Extract every line from the records below that contains the word "Оперативна".

[Stored entries]
____________

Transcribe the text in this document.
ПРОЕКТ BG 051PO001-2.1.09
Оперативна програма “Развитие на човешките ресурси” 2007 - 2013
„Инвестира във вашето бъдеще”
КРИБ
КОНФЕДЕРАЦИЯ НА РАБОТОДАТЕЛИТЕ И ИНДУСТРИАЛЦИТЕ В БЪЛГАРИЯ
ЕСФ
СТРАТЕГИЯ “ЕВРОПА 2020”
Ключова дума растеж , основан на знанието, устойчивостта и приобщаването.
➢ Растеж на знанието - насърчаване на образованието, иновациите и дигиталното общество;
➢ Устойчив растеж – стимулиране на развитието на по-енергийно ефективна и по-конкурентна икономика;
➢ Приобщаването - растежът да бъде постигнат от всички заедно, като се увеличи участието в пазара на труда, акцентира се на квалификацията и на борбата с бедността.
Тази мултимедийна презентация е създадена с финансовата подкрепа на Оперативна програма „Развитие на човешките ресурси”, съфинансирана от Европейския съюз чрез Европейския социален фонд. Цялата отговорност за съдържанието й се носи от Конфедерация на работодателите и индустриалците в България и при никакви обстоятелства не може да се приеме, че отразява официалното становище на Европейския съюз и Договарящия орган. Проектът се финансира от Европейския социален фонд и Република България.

____________

**Task answer:**
Оперативна програма “Развитие на човешките ресурси” 2007 - 2013
Тази мултимедийна презентация е създадена с финансовата подкрепа на Оперативна програма „Развитие на човешките ресурси”, съфинансирана от Европейския съюз чрез Европейския социален фонд. Цялата отговорност за съдържанието й се носи от Конфедерация на работодателите и индустриалците в България и при никакви обстоятелства не може да се приеме, че отразява официалното становище на Европейския съюз и Договарящия орган. Проектът се финансира от Европейския социален фонд и Република България.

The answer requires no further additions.